#### Task instructions
Starting at the line with "Read this page and output its text content.", copy each line through the last one below exactly as written, without any pictures.
-=-=-
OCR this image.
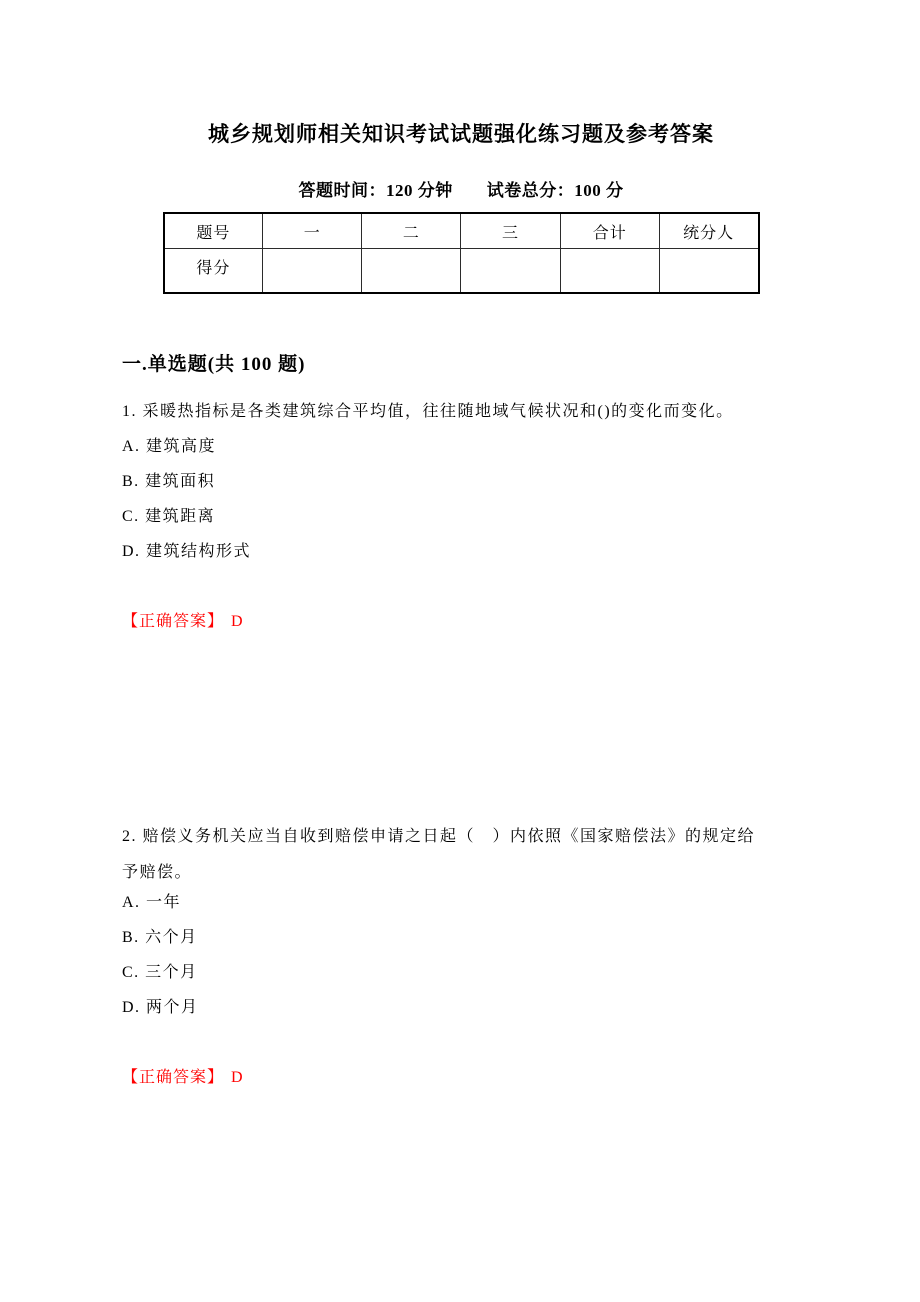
城乡规划师相关知识考试试题强化练习题及参考答案
答题时间：120 分钟 试卷总分：100 分
题号	一	二	三	合计	统分人
得分					
一.单选题(共 100 题)

1. 采暖热指标是各类建筑综合平均值，往往随地域气候状况和()的变化而变化。

A. 建筑高度

B. 建筑面积

C. 建筑距离

D. 建筑结构形式

【正确答案】 D

2. 赔偿义务机关应当自收到赔偿申请之日起（　）内依照《国家赔偿法》的规定给予赔偿。

A. 一年

B. 六个月

C. 三个月

D. 两个月

【正确答案】 D
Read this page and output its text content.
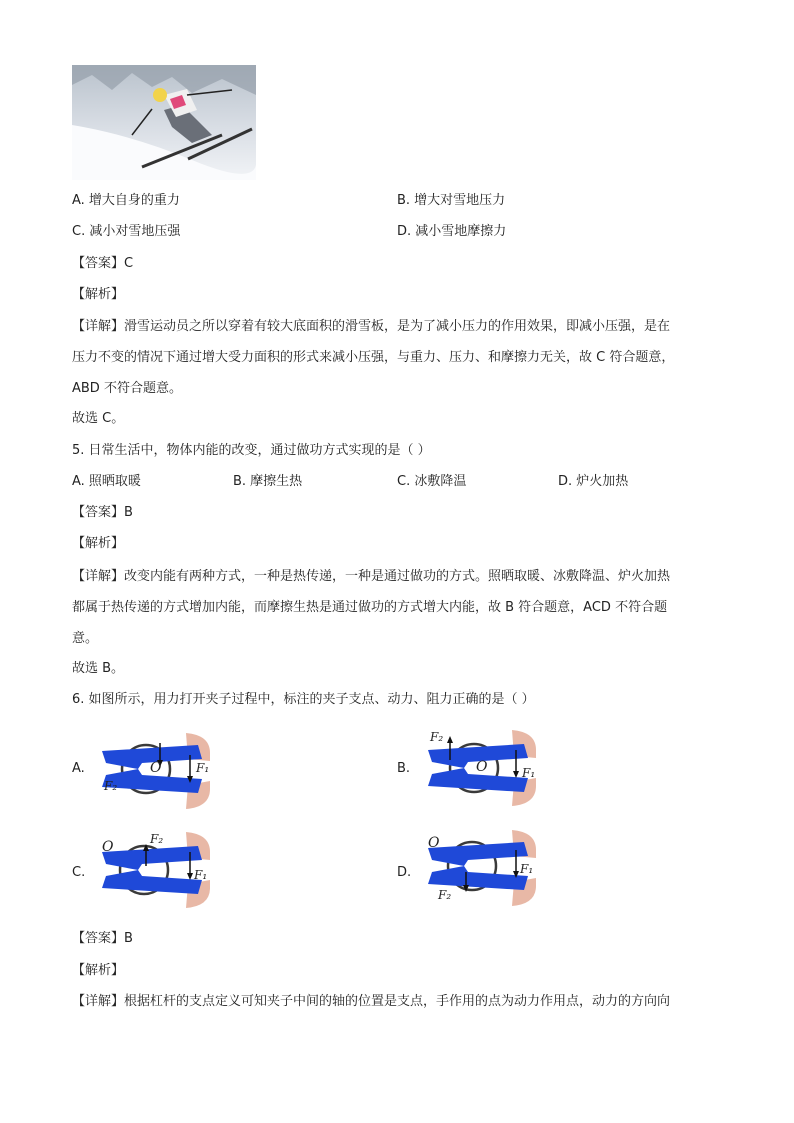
A. 增大自身的重力	B. 增大对雪地压力
C. 减小对雪地压强	D. 减小雪地摩擦力
【答案】C
【解析】
【详解】滑雪运动员之所以穿着有较大底面积的滑雪板，是为了减小压力的作用效果，即减小压强，是在
压力不变的情况下通过增大受力面积的形式来减小压强，与重力、压力、和摩擦力无关，故 C 符合题意，
ABD 不符合题意。
故选 C。
5. 日常生活中，物体内能的改变，通过做功方式实现的是（ ）
A. 照晒取暖	B. 摩擦生热	C. 冰敷降温	D. 炉火加热
【答案】B
【解析】
【详解】改变内能有两种方式，一种是热传递，一种是通过做功的方式。照晒取暖、冰敷降温、炉火加热
都属于热传递的方式增加内能，而摩擦生热是通过做功的方式增大内能，故 B 符合题意，ACD 不符合题
意。
故选 B。
6. 如图所示，用力打开夹子过程中，标注的夹子支点、动力、阻力正确的是（ ）
A.	O	F₁
F₂
B.
F₂
O	F₁
C.
O	F₂
F₁	D.
O
F₁
F₂
【答案】B
【解析】
【详解】根据杠杆的支点定义可知夹子中间的轴的位置是支点，手作用的点为动力作用点，动力的方向向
-=-=-
#### Task output
Read this page and output its text content.
A. 增大自身的重力	B. 增大对雪地压力
C. 减小对雪地压强	D. 减小雪地摩擦力
【答案】C
【解析】
【详解】滑雪运动员之所以穿着有较大底面积的滑雪板，是为了减小压力的作用效果，即减小压强，是在
压力不变的情况下通过增大受力面积的形式来减小压强，与重力、压力、和摩擦力无关，故 C 符合题意，
ABD 不符合题意。
故选 C。
5. 日常生活中，物体内能的改变，通过做功方式实现的是（ ）
A. 照晒取暖	B. 摩擦生热	C. 冰敷降温	D. 炉火加热
【答案】B
【解析】
【详解】改变内能有两种方式，一种是热传递，一种是通过做功的方式。照晒取暖、冰敷降温、炉火加热
都属于热传递的方式增加内能，而摩擦生热是通过做功的方式增大内能，故 B 符合题意，ACD 不符合题
意。
故选 B。
6. 如图所示，用力打开夹子过程中，标注的夹子支点、动力、阻力正确的是（ ）
A.	O	F₁
F₂
B.
F₂
O	F₁
C.
O	F₂
F₁	D.
O
F₁
F₂
【答案】B
【解析】
【详解】根据杠杆的支点定义可知夹子中间的轴的位置是支点，手作用的点为动力作用点，动力的方向向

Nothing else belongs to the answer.